- _WHAT THE TASK ASKS_: Output the material below in its entirety, exactly as given.

Data entries for graphics
◆ ◆ ◆ ◆
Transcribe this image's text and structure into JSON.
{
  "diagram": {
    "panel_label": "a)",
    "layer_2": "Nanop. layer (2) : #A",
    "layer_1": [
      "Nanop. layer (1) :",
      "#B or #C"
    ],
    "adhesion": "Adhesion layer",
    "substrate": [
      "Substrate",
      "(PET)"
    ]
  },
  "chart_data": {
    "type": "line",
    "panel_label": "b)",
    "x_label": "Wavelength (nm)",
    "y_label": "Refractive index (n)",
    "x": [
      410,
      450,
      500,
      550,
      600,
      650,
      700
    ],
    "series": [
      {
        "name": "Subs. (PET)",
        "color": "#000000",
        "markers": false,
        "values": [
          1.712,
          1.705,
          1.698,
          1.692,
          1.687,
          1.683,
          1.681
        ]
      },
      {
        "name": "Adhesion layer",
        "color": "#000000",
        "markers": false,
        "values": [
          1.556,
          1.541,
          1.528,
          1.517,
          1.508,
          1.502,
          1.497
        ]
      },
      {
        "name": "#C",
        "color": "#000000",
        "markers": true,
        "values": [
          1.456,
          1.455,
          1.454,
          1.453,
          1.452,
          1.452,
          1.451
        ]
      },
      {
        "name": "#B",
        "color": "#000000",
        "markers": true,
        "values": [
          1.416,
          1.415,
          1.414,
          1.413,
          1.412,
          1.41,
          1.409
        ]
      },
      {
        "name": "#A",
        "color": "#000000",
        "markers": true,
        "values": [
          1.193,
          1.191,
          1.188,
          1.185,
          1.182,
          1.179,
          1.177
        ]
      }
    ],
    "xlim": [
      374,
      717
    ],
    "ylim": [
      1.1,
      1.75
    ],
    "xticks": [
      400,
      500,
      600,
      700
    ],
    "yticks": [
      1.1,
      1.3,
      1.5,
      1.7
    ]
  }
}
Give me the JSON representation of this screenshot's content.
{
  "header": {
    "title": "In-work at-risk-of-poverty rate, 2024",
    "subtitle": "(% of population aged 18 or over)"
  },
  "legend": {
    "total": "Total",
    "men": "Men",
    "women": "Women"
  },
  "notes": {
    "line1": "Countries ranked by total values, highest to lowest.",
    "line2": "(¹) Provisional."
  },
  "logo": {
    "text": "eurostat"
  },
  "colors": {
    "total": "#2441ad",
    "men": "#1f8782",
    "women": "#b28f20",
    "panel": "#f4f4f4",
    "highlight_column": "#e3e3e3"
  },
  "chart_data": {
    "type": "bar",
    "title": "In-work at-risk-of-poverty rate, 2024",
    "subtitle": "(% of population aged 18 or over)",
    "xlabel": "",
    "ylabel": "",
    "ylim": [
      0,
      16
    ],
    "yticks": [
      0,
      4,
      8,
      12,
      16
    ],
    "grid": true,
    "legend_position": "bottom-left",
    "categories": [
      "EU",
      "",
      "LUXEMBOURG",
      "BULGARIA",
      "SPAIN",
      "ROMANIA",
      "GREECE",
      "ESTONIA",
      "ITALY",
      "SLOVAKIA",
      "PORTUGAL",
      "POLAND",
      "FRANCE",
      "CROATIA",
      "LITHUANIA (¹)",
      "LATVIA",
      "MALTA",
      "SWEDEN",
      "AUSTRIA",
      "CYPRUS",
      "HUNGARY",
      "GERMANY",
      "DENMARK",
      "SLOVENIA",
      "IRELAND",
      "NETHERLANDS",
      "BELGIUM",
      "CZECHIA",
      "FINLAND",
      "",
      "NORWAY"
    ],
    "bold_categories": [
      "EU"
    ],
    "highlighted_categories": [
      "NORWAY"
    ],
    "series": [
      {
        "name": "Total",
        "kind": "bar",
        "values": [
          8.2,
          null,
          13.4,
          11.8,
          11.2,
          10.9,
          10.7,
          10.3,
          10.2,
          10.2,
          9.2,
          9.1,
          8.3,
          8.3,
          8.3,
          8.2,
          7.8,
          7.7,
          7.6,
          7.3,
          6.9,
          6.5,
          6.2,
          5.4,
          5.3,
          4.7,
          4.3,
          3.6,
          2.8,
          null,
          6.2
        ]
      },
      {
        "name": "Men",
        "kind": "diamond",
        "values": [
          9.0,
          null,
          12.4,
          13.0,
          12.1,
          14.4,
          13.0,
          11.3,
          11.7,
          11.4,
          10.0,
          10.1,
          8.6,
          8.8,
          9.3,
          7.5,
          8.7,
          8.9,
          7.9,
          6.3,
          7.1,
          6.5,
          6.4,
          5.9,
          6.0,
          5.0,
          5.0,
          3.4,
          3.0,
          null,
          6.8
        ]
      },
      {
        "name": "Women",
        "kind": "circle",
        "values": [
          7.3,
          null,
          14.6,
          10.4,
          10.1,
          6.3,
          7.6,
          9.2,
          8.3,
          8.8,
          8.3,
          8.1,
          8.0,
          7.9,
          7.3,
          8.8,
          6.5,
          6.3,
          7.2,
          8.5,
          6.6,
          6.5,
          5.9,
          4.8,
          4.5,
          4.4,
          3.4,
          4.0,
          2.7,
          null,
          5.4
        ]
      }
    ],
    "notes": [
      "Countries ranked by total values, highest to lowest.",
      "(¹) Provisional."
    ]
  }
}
◆ ◆ ◆ ◆
- _WRITTEN ANSWER_:
Transcribe this image's text and structure into JSON.
{
  "diagram": {
    "panel_label": "a)",
    "layer_2": "Nanop. layer (2) : #A",
    "layer_1": [
      "Nanop. layer (1) :",
      "#B or #C"
    ],
    "adhesion": "Adhesion layer",
    "substrate": [
      "Substrate",
      "(PET)"
    ]
  },
  "chart_data": {
    "type": "line",
    "panel_label": "b)",
    "x_label": "Wavelength (nm)",
    "y_label": "Refractive index (n)",
    "x": [
      410,
      450,
      500,
      550,
      600,
      650,
      700
    ],
    "series": [
      {
        "name": "Subs. (PET)",
        "color": "#000000",
        "markers": false,
        "values": [
          1.712,
          1.705,
          1.698,
          1.692,
          1.687,
          1.683,
          1.681
        ]
      },
      {
        "name": "Adhesion layer",
        "color": "#000000",
        "markers": false,
        "values": [
          1.556,
          1.541,
          1.528,
          1.517,
          1.508,
          1.502,
          1.497
        ]
      },
      {
        "name": "#C",
        "color": "#000000",
        "markers": true,
        "values": [
          1.456,
          1.455,
          1.454,
          1.453,
          1.452,
          1.452,
          1.451
        ]
      },
      {
        "name": "#B",
        "color": "#000000",
        "markers": true,
        "values": [
          1.416,
          1.415,
          1.414,
          1.413,
          1.412,
          1.41,
          1.409
        ]
      },
      {
        "name": "#A",
        "color": "#000000",
        "markers": true,
        "values": [
          1.193,
          1.191,
          1.188,
          1.185,
          1.182,
          1.179,
          1.177
        ]
      }
    ],
    "xlim": [
      374,
      717
    ],
    "ylim": [
      1.1,
      1.75
    ],
    "xticks": [
      400,
      500,
      600,
      700
    ],
    "yticks": [
      1.1,
      1.3,
      1.5,
      1.7
    ]
  }
}
Give me the JSON representation of this screenshot's content.
{
  "header": {
    "title": "In-work at-risk-of-poverty rate, 2024",
    "subtitle": "(% of population aged 18 or over)"
  },
  "legend": {
    "total": "Total",
    "men": "Men",
    "women": "Women"
  },
  "notes": {
    "line1": "Countries ranked by total values, highest to lowest.",
    "line2": "(¹) Provisional."
  },
  "logo": {
    "text": "eurostat"
  },
  "colors": {
    "total": "#2441ad",
    "men": "#1f8782",
    "women": "#b28f20",
    "panel": "#f4f4f4",
    "highlight_column": "#e3e3e3"
  },
  "chart_data": {
    "type": "bar",
    "title": "In-work at-risk-of-poverty rate, 2024",
    "subtitle": "(% of population aged 18 or over)",
    "xlabel": "",
    "ylabel": "",
    "ylim": [
      0,
      16
    ],
    "yticks": [
      0,
      4,
      8,
      12,
      16
    ],
    "grid": true,
    "legend_position": "bottom-left",
    "categories": [
      "EU",
      "",
      "LUXEMBOURG",
      "BULGARIA",
      "SPAIN",
      "ROMANIA",
      "GREECE",
      "ESTONIA",
      "ITALY",
      "SLOVAKIA",
      "PORTUGAL",
      "POLAND",
      "FRANCE",
      "CROATIA",
      "LITHUANIA (¹)",
      "LATVIA",
      "MALTA",
      "SWEDEN",
      "AUSTRIA",
      "CYPRUS",
      "HUNGARY",
      "GERMANY",
      "DENMARK",
      "SLOVENIA",
      "IRELAND",
      "NETHERLANDS",
      "BELGIUM",
      "CZECHIA",
      "FINLAND",
      "",
      "NORWAY"
    ],
    "bold_categories": [
      "EU"
    ],
    "highlighted_categories": [
      "NORWAY"
    ],
    "series": [
      {
        "name": "Total",
        "kind": "bar",
        "values": [
          8.2,
          null,
          13.4,
          11.8,
          11.2,
          10.9,
          10.7,
          10.3,
          10.2,
          10.2,
          9.2,
          9.1,
          8.3,
          8.3,
          8.3,
          8.2,
          7.8,
          7.7,
          7.6,
          7.3,
          6.9,
          6.5,
          6.2,
          5.4,
          5.3,
          4.7,
          4.3,
          3.6,
          2.8,
          null,
          6.2
        ]
      },
      {
        "name": "Men",
        "kind": "diamond",
        "values": [
          9.0,
          null,
          12.4,
          13.0,
          12.1,
          14.4,
          13.0,
          11.3,
          11.7,
          11.4,
          10.0,
          10.1,
          8.6,
          8.8,
          9.3,
          7.5,
          8.7,
          8.9,
          7.9,
          6.3,
          7.1,
          6.5,
          6.4,
          5.9,
          6.0,
          5.0,
          5.0,
          3.4,
          3.0,
          null,
          6.8
        ]
      },
      {
        "name": "Women",
        "kind": "circle",
        "values": [
          7.3,
          null,
          14.6,
          10.4,
          10.1,
          6.3,
          7.6,
          9.2,
          8.3,
          8.8,
          8.3,
          8.1,
          8.0,
          7.9,
          7.3,
          8.8,
          6.5,
          6.3,
          7.2,
          8.5,
          6.6,
          6.5,
          5.9,
          4.8,
          4.5,
          4.4,
          3.4,
          4.0,
          2.7,
          null,
          5.4
        ]
      }
    ],
    "notes": [
      "Countries ranked by total values, highest to lowest.",
      "(¹) Provisional."
    ]
  }
}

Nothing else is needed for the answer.